**Data items**
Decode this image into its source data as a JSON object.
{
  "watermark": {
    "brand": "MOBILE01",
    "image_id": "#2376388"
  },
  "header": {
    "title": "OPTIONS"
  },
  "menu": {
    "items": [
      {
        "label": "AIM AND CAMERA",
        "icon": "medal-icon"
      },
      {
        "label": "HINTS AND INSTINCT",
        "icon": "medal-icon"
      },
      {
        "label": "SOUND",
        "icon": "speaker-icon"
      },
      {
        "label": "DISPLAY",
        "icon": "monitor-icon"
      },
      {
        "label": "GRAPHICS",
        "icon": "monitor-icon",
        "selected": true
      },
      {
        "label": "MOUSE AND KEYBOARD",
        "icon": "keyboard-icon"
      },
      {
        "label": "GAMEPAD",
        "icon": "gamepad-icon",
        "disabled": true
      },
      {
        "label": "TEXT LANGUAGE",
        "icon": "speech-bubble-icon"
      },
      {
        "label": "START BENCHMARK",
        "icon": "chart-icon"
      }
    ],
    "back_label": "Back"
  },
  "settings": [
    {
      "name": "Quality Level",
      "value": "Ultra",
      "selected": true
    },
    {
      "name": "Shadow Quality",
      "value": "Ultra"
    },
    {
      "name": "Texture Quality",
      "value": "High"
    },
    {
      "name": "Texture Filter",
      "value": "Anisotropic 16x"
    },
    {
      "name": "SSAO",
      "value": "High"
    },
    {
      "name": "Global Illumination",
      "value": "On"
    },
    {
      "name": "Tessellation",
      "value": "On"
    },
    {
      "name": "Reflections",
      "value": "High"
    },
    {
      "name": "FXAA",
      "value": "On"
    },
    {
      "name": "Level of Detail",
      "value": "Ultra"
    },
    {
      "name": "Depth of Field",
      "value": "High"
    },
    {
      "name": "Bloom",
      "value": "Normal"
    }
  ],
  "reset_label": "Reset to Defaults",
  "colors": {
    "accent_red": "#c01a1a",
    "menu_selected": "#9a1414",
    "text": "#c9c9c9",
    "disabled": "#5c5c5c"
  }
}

**REQUIREMENTS**
Extract lines where the string "icon" occurs.

**TASK ANSWER**
        "icon": "medal-icon"
        "icon": "medal-icon"
        "icon": "speaker-icon"
        "icon": "monitor-icon"
        "icon": "monitor-icon",
        "icon": "keyboard-icon"
        "icon": "gamepad-icon",
        "icon": "speech-bubble-icon"
        "icon": "chart-icon"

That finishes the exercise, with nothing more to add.